> _What you have to do_: Your task is to give the listing below back word for word, pictures excluded.

> _Data for this task_:
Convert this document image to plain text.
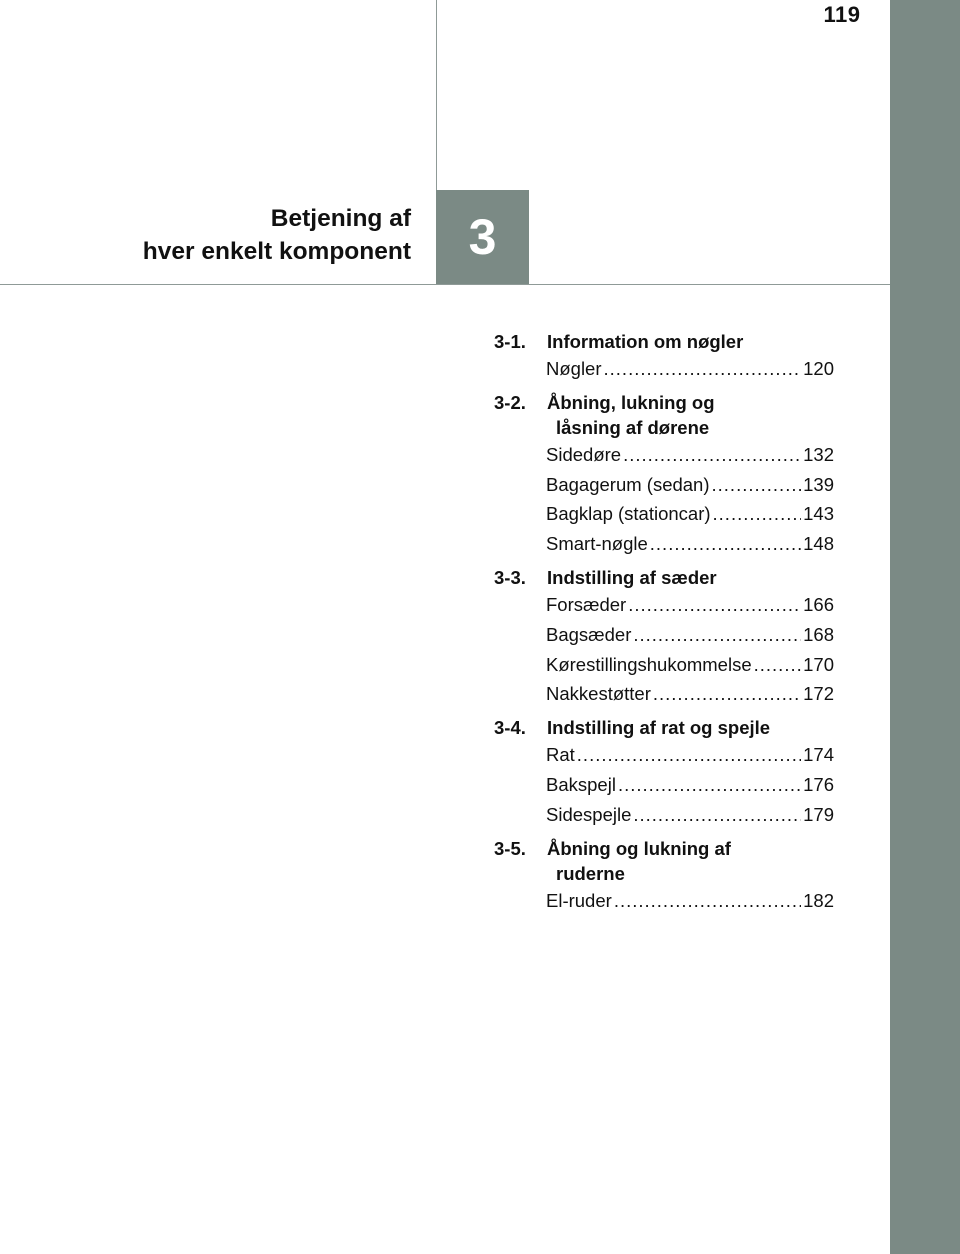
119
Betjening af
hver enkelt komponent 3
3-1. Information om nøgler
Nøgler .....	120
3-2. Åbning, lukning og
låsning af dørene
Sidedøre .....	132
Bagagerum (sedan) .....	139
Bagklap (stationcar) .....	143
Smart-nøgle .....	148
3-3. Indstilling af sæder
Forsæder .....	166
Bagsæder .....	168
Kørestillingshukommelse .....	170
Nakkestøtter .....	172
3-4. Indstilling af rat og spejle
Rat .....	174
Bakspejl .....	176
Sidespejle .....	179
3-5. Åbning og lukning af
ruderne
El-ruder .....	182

> _Solution to this exercise_:
Convert this document image to plain text.
119
Betjening af
hver enkelt komponent 3
3-1. Information om nøgler
Nøgler .....	120
3-2. Åbning, lukning og
låsning af dørene
Sidedøre .....	132
Bagagerum (sedan) .....	139
Bagklap (stationcar) .....	143
Smart-nøgle .....	148
3-3. Indstilling af sæder
Forsæder .....	166
Bagsæder .....	168
Kørestillingshukommelse .....	170
Nakkestøtter .....	172
3-4. Indstilling af rat og spejle
Rat .....	174
Bakspejl .....	176
Sidespejle .....	179
3-5. Åbning og lukning af
ruderne
El-ruder .....	182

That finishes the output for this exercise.